■ **Problem to work on**
Reproduce the material word for word; the images stay out.

+++++

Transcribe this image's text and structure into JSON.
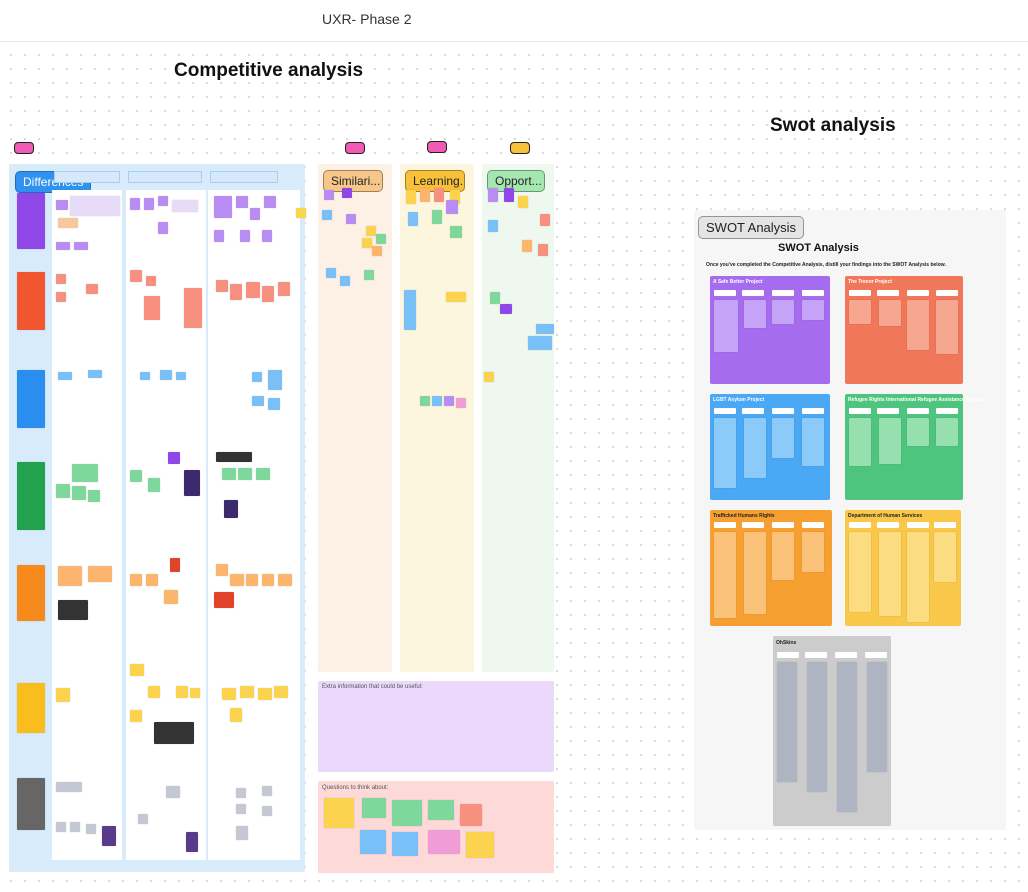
{
  "header": {
    "doc_title": "UXR- Phase 2"
  },
  "competitive": {
    "title": "Competitive analysis",
    "tabs": {
      "differences": "Differences",
      "similarities": "Similari...",
      "learnings": "Learning...",
      "opportunities": "Opport..."
    },
    "extra_info_label": "Extra information that could be useful:",
    "questions_label": "Questions to think about:"
  },
  "swot": {
    "title": "Swot analysis",
    "tab_label": "SWOT Analysis",
    "heading": "SWOT Analysis",
    "intro": "Once you've completed the Competitive Analysis, distill your findings into the SWOT Analysis below.",
    "frames": [
      {
        "label": "A Safe Better Project",
        "color": "#a56cf0"
      },
      {
        "label": "The Trevor Project",
        "color": "#f0775a"
      },
      {
        "label": "LGBT Asylum Project",
        "color": "#4ba8f5"
      },
      {
        "label": "Refugee Rights International Refugee Assistance Project",
        "color": "#4fc47e"
      },
      {
        "label": "Trafficked Humans Rights",
        "color": "#f7a032"
      },
      {
        "label": "Department of Human Services",
        "color": "#f9c84a"
      },
      {
        "label": "OhSkins",
        "color": "#cccccc"
      }
    ]
  },
  "colors": {
    "differences_bg": "#d7ebfb",
    "similarities_bg": "#fdf1e6",
    "learnings_bg": "#fdf6df",
    "opportunities_bg": "#eef8ee",
    "extra_bg": "#ead9fb",
    "questions_bg": "#fddad7",
    "differences_tab": "#2f92ee",
    "similarities_tab": "#f7c78a",
    "learnings_tab": "#f9c13a",
    "opportunities_tab": "#a6e6b1"
  }
}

+++++

■ **Answer to the exercise**
Transcribe this image's text and structure into JSON.
{
  "header": {
    "doc_title": "UXR- Phase 2"
  },
  "competitive": {
    "title": "Competitive analysis",
    "tabs": {
      "differences": "Differences",
      "similarities": "Similari...",
      "learnings": "Learning...",
      "opportunities": "Opport..."
    },
    "extra_info_label": "Extra information that could be useful:",
    "questions_label": "Questions to think about:"
  },
  "swot": {
    "title": "Swot analysis",
    "tab_label": "SWOT Analysis",
    "heading": "SWOT Analysis",
    "intro": "Once you've completed the Competitive Analysis, distill your findings into the SWOT Analysis below.",
    "frames": [
      {
        "label": "A Safe Better Project",
        "color": "#a56cf0"
      },
      {
        "label": "The Trevor Project",
        "color": "#f0775a"
      },
      {
        "label": "LGBT Asylum Project",
        "color": "#4ba8f5"
      },
      {
        "label": "Refugee Rights International Refugee Assistance Project",
        "color": "#4fc47e"
      },
      {
        "label": "Trafficked Humans Rights",
        "color": "#f7a032"
      },
      {
        "label": "Department of Human Services",
        "color": "#f9c84a"
      },
      {
        "label": "OhSkins",
        "color": "#cccccc"
      }
    ]
  },
  "colors": {
    "differences_bg": "#d7ebfb",
    "similarities_bg": "#fdf1e6",
    "learnings_bg": "#fdf6df",
    "opportunities_bg": "#eef8ee",
    "extra_bg": "#ead9fb",
    "questions_bg": "#fddad7",
    "differences_tab": "#2f92ee",
    "similarities_tab": "#f7c78a",
    "learnings_tab": "#f9c13a",
    "opportunities_tab": "#a6e6b1"
  }
}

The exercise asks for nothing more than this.